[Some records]

—————

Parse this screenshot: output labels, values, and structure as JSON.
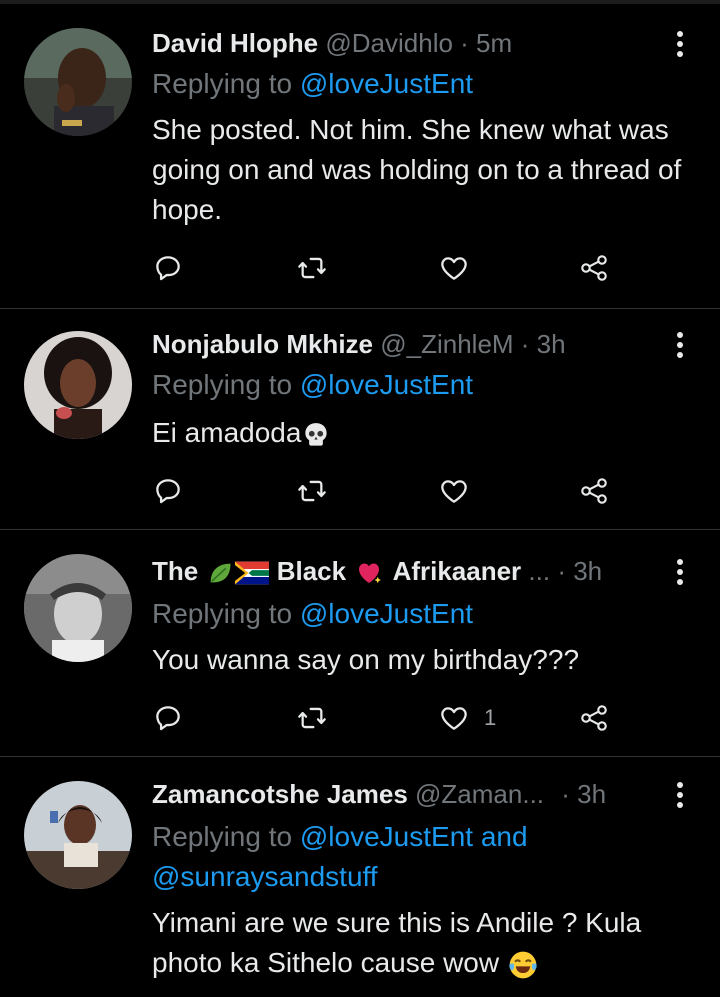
{
  "tweets": [
    {
      "name": "David Hlophe",
      "handle": "@Davidhlo",
      "time": "· 5m",
      "replying_prefix": "Replying to ",
      "replying_to": "@loveJustEnt",
      "text": "She posted. Not him. She knew what was going on and was holding on to a thread of hope.",
      "likes": ""
    },
    {
      "name": "Nonjabulo Mkhize",
      "handle": "@_ZinhleM",
      "time": "· 3h",
      "replying_prefix": "Replying to ",
      "replying_to": "@loveJustEnt",
      "text": "Ei amadoda",
      "likes": ""
    },
    {
      "name_part1": "The",
      "name_part2": "Black",
      "name_part3": "Afrikaaner",
      "ellipsis": "...",
      "time": "· 3h",
      "replying_prefix": "Replying to ",
      "replying_to": "@loveJustEnt",
      "text": "You wanna say on my birthday???",
      "likes": "1"
    },
    {
      "name": "Zamancotshe James",
      "handle": "@Zaman...",
      "time": "· 3h",
      "replying_prefix": "Replying to ",
      "replying_to": "@loveJustEnt and",
      "replying_to_2": "@sunraysandstuff",
      "text": "Yimani are we sure this is Andile ? Kula photo ka Sithelo cause wow",
      "likes": ""
    }
  ],
  "icons": [
    "reply-icon",
    "retweet-icon",
    "like-icon",
    "share-icon",
    "more-icon"
  ],
  "colors": {
    "background": "#000000",
    "text": "#e7e9ea",
    "muted": "#71767b",
    "link": "#1d9bf0",
    "divider": "#2f3336"
  }
}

—————

• [Prompt]: Leaving all pictures aside, quote each record exactly.

• [Output of the exercise]:
Parse this screenshot: output labels, values, and structure as JSON.
{
  "tweets": [
    {
      "name": "David Hlophe",
      "handle": "@Davidhlo",
      "time": "· 5m",
      "replying_prefix": "Replying to ",
      "replying_to": "@loveJustEnt",
      "text": "She posted. Not him. She knew what was going on and was holding on to a thread of hope.",
      "likes": ""
    },
    {
      "name": "Nonjabulo Mkhize",
      "handle": "@_ZinhleM",
      "time": "· 3h",
      "replying_prefix": "Replying to ",
      "replying_to": "@loveJustEnt",
      "text": "Ei amadoda",
      "likes": ""
    },
    {
      "name_part1": "The",
      "name_part2": "Black",
      "name_part3": "Afrikaaner",
      "ellipsis": "...",
      "time": "· 3h",
      "replying_prefix": "Replying to ",
      "replying_to": "@loveJustEnt",
      "text": "You wanna say on my birthday???",
      "likes": "1"
    },
    {
      "name": "Zamancotshe James",
      "handle": "@Zaman...",
      "time": "· 3h",
      "replying_prefix": "Replying to ",
      "replying_to": "@loveJustEnt and",
      "replying_to_2": "@sunraysandstuff",
      "text": "Yimani are we sure this is Andile ? Kula photo ka Sithelo cause wow",
      "likes": ""
    }
  ],
  "icons": [
    "reply-icon",
    "retweet-icon",
    "like-icon",
    "share-icon",
    "more-icon"
  ],
  "colors": {
    "background": "#000000",
    "text": "#e7e9ea",
    "muted": "#71767b",
    "link": "#1d9bf0",
    "divider": "#2f3336"
  }
}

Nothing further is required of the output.